● **WRITTEN PROBLEM**:
Go through the entries below and collect each line with the string "upside" in it.
-=-=-
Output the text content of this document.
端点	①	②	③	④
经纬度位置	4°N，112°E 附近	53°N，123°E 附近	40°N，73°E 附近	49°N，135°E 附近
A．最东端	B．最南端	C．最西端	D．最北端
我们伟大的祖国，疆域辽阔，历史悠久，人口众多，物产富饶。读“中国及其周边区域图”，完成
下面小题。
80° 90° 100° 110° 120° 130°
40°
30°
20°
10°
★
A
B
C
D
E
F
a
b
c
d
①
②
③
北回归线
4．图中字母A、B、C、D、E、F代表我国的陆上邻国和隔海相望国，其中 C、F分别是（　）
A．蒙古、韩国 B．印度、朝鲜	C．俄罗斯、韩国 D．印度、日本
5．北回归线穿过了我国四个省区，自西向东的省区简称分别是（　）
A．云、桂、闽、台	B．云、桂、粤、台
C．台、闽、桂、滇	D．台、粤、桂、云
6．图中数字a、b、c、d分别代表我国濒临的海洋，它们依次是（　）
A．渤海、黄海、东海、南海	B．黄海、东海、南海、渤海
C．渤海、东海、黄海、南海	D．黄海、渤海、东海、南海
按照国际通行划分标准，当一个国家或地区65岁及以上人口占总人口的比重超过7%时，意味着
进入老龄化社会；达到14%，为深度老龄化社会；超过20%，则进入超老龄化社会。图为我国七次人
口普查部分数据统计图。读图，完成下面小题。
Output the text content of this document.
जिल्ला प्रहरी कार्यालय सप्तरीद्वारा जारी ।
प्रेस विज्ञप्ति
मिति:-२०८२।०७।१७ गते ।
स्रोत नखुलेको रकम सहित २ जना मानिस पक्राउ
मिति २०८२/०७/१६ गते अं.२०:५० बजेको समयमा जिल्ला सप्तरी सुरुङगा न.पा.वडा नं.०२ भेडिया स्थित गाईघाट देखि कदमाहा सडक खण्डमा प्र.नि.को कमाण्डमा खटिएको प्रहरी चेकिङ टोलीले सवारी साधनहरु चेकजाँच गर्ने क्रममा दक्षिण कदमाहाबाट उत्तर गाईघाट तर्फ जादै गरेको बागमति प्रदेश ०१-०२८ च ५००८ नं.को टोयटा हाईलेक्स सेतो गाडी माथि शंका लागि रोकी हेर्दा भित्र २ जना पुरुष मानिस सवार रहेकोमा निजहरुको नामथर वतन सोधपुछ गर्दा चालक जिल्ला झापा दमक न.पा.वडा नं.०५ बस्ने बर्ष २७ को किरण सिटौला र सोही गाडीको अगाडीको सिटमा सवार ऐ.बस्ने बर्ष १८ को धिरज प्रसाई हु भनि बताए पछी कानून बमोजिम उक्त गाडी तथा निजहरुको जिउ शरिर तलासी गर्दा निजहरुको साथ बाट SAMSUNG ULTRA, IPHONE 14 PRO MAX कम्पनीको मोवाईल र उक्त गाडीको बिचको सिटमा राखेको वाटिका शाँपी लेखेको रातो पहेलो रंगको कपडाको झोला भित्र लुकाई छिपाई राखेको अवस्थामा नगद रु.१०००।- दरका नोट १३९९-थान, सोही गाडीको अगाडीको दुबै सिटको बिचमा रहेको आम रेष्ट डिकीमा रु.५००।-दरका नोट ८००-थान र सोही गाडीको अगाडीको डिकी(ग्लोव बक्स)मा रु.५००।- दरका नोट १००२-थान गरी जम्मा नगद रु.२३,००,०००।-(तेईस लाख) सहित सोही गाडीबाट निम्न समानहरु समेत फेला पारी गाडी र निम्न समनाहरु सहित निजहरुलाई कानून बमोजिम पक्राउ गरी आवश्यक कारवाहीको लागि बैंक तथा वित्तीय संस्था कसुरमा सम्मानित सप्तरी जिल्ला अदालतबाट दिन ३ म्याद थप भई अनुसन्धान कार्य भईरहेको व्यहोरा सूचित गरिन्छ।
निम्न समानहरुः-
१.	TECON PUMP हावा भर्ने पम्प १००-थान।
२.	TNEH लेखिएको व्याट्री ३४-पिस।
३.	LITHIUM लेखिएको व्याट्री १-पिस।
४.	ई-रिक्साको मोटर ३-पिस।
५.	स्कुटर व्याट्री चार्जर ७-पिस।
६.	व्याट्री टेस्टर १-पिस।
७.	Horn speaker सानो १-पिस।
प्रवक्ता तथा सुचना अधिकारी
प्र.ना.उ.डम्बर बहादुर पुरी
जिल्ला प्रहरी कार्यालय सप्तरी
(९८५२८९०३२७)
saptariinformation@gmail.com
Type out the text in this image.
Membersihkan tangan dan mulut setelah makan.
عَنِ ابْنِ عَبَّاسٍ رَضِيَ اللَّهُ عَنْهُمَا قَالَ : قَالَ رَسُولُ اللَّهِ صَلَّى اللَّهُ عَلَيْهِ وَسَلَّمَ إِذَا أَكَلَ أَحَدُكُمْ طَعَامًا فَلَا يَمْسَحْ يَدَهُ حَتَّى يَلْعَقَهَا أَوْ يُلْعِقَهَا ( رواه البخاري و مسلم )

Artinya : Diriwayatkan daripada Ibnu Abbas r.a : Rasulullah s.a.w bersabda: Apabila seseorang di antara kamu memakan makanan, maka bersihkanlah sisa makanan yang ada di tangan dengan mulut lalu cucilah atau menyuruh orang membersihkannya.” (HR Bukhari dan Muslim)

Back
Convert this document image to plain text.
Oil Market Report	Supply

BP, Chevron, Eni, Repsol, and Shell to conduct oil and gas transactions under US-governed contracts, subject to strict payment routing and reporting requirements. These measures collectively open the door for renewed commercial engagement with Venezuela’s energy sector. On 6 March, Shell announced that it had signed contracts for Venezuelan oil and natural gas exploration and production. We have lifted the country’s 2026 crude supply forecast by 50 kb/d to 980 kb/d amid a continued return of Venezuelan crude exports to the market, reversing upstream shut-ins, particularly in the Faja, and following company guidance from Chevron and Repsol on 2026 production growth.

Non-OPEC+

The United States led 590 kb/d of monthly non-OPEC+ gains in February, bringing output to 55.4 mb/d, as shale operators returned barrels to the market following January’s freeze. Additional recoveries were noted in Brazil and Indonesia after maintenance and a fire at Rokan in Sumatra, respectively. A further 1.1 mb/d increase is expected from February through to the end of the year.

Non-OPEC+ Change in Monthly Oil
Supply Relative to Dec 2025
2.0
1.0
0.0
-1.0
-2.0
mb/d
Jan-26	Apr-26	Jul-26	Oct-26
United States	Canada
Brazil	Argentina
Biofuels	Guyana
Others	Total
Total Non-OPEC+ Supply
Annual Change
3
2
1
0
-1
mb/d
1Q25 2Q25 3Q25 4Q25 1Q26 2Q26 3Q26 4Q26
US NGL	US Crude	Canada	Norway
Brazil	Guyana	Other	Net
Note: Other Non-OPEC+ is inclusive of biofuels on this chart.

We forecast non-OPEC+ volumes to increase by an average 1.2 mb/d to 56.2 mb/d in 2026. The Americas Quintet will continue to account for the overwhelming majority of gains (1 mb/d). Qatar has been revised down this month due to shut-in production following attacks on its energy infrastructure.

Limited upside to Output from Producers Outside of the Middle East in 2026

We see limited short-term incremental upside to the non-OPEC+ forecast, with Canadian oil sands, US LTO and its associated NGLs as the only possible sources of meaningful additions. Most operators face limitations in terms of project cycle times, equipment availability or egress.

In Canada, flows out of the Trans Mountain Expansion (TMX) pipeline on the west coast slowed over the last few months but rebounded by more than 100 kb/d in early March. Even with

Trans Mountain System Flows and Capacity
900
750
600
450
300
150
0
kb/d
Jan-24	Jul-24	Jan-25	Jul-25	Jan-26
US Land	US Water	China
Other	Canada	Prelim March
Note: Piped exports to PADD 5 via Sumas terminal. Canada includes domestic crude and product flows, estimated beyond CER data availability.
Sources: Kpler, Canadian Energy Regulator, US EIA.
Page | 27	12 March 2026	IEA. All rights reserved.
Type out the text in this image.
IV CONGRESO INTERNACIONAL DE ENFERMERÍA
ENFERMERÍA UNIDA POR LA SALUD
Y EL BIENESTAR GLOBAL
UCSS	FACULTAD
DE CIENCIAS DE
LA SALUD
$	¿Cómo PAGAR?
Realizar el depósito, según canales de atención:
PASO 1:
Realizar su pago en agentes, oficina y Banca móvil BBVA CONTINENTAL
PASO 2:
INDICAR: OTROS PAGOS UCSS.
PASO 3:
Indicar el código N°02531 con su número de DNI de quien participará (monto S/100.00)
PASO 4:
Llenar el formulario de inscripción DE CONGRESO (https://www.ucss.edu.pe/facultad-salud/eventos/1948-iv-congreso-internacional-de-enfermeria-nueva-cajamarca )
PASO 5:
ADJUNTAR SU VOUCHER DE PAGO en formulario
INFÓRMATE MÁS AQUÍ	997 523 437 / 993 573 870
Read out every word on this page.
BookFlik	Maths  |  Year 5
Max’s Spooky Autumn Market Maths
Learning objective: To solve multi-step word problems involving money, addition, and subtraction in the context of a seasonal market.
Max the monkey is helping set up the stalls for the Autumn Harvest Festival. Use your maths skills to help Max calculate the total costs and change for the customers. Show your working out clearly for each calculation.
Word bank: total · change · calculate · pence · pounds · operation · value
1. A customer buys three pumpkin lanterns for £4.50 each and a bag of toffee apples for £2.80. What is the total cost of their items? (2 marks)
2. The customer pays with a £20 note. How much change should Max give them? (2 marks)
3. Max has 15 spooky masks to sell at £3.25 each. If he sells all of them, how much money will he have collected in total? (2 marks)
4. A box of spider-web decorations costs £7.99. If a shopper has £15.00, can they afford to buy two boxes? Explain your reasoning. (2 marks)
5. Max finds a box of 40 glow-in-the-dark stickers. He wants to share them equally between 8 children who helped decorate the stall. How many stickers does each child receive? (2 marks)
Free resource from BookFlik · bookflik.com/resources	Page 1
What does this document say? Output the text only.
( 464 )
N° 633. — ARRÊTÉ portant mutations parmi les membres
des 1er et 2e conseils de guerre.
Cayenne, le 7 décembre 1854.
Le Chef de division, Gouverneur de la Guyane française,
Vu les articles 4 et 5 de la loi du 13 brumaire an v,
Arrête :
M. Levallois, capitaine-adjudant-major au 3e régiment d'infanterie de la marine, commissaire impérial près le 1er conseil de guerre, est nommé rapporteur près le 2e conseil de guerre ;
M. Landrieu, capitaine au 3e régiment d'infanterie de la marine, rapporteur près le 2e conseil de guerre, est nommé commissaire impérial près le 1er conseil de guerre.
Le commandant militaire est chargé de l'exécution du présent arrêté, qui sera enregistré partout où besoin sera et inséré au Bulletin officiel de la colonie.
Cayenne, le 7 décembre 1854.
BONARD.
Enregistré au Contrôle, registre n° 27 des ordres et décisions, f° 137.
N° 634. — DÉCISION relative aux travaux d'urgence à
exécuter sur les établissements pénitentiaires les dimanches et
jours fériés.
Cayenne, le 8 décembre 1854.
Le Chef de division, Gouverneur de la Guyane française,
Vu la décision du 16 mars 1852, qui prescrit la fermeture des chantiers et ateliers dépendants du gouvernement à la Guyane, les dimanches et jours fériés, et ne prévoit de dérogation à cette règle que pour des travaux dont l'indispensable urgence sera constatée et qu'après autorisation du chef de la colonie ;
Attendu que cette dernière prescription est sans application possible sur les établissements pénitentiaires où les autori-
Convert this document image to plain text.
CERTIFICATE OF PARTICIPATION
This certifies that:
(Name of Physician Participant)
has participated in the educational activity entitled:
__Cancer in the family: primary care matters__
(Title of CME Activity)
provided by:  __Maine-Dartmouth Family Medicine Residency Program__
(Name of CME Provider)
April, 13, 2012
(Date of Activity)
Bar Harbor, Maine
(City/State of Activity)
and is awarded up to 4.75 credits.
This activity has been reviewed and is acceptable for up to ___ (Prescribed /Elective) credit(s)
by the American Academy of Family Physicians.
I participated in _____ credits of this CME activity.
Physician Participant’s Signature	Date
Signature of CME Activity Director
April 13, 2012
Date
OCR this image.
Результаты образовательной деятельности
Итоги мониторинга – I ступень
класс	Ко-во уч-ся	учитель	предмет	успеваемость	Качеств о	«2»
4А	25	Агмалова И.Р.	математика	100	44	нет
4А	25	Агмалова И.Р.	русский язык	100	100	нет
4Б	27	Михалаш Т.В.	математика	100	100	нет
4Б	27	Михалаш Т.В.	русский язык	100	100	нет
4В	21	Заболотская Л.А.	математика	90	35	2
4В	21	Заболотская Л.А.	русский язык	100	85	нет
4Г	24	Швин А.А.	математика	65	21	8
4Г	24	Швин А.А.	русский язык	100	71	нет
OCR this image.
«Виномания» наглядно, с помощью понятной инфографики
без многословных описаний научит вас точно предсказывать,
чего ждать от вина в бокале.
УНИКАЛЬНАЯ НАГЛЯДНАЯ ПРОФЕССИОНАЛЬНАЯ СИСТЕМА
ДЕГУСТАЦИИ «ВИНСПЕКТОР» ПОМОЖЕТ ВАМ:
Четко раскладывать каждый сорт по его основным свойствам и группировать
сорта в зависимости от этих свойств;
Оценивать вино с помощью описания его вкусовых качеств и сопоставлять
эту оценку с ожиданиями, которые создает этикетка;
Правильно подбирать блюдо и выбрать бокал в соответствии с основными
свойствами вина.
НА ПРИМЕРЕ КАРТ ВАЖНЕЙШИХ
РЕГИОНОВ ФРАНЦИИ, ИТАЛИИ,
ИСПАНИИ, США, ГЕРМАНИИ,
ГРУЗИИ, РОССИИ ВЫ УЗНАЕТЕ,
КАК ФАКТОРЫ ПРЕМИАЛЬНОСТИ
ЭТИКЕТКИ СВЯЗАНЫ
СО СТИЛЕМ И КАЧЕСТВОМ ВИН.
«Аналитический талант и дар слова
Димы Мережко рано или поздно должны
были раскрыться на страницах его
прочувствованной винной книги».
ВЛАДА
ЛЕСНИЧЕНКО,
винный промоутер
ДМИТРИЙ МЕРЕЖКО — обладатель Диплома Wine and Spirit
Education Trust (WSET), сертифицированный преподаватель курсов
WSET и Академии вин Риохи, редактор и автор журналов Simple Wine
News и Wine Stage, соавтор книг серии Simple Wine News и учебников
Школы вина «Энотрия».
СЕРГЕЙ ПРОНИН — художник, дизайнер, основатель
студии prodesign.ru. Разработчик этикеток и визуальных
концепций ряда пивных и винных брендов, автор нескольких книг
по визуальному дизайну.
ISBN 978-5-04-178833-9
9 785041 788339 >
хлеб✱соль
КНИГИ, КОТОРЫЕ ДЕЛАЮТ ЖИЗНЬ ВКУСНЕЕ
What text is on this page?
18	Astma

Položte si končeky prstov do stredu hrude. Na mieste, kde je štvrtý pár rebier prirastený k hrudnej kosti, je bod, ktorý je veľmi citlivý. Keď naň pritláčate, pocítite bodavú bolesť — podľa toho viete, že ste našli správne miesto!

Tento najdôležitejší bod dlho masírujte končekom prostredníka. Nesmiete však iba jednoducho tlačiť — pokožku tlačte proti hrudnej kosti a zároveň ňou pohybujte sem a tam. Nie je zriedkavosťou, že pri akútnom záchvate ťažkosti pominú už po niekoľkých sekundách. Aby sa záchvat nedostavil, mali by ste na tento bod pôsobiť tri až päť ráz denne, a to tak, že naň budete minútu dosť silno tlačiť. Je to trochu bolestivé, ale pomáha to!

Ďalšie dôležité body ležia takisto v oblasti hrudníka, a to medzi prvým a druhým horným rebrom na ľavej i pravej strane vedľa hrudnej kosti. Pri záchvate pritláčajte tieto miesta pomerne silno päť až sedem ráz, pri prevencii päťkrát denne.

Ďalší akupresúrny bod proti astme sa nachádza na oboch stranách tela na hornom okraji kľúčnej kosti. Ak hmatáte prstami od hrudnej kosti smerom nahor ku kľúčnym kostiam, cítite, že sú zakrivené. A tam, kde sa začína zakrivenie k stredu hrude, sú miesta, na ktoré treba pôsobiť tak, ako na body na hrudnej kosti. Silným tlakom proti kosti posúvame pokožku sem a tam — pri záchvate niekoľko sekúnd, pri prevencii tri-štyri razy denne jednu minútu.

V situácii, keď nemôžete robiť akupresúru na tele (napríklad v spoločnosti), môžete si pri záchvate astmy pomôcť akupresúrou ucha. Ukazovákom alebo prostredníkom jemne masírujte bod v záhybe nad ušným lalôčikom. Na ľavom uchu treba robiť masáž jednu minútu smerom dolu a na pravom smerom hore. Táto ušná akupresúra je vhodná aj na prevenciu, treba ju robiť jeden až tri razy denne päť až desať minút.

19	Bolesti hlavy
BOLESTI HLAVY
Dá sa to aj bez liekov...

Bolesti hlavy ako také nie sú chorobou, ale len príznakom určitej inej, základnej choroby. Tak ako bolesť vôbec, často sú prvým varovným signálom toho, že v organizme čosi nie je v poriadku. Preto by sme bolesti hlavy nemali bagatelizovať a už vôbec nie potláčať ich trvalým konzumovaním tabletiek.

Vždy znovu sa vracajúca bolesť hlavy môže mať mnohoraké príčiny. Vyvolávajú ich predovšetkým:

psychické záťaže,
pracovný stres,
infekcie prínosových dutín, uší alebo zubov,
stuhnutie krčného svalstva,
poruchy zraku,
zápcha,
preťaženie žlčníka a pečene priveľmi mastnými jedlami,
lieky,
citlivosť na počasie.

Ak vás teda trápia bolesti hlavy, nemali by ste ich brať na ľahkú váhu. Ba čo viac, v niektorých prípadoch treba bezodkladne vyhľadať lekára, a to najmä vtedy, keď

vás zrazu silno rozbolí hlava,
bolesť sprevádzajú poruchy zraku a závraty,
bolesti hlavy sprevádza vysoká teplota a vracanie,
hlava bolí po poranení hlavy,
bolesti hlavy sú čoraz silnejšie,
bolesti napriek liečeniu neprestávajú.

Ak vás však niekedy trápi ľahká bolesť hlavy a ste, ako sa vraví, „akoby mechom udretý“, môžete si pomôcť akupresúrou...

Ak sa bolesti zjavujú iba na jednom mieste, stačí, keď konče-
-=-=-
● **REPLY**:
Limited upside to Output from Producers Outside of the Middle East in 2026
We see limited short-term incremental upside to the non-OPEC+ forecast, with Canadian oil sands, US LTO and its associated NGLs as the only possible sources of meaningful additions. Most operators face limitations in terms of project cycle times, equipment availability or egress.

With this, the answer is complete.